SET TASK —
Reproduce the records below exactly as they appear, omitting any pictures they contain.
--------------------------------
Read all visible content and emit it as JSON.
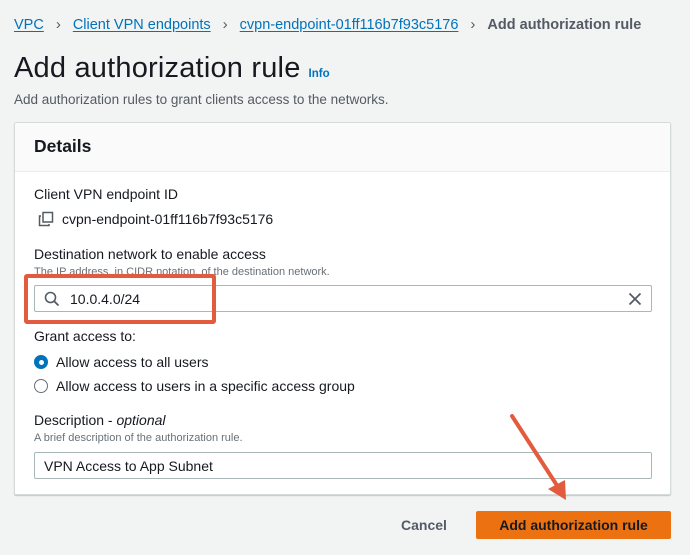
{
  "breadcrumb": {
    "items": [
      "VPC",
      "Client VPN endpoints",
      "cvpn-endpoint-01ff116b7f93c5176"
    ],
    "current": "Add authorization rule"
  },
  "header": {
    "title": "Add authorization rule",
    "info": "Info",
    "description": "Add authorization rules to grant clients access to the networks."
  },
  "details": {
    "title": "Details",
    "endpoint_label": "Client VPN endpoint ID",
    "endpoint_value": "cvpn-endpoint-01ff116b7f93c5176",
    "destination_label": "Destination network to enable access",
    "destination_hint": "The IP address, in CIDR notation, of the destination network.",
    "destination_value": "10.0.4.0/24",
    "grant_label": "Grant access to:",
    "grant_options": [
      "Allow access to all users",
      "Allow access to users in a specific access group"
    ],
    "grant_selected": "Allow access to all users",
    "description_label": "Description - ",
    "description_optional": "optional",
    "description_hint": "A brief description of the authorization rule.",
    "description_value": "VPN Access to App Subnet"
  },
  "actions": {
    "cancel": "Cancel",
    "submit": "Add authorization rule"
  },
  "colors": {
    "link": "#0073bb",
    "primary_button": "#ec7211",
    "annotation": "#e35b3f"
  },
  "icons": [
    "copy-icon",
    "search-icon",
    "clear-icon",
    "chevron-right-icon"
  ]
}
--------------------------------
TASK SOLUTION —
Read all visible content and emit it as JSON.
{
  "breadcrumb": {
    "items": [
      "VPC",
      "Client VPN endpoints",
      "cvpn-endpoint-01ff116b7f93c5176"
    ],
    "current": "Add authorization rule"
  },
  "header": {
    "title": "Add authorization rule",
    "info": "Info",
    "description": "Add authorization rules to grant clients access to the networks."
  },
  "details": {
    "title": "Details",
    "endpoint_label": "Client VPN endpoint ID",
    "endpoint_value": "cvpn-endpoint-01ff116b7f93c5176",
    "destination_label": "Destination network to enable access",
    "destination_hint": "The IP address, in CIDR notation, of the destination network.",
    "destination_value": "10.0.4.0/24",
    "grant_label": "Grant access to:",
    "grant_options": [
      "Allow access to all users",
      "Allow access to users in a specific access group"
    ],
    "grant_selected": "Allow access to all users",
    "description_label": "Description - ",
    "description_optional": "optional",
    "description_hint": "A brief description of the authorization rule.",
    "description_value": "VPN Access to App Subnet"
  },
  "actions": {
    "cancel": "Cancel",
    "submit": "Add authorization rule"
  },
  "colors": {
    "link": "#0073bb",
    "primary_button": "#ec7211",
    "annotation": "#e35b3f"
  },
  "icons": [
    "copy-icon",
    "search-icon",
    "clear-icon",
    "chevron-right-icon"
  ]
}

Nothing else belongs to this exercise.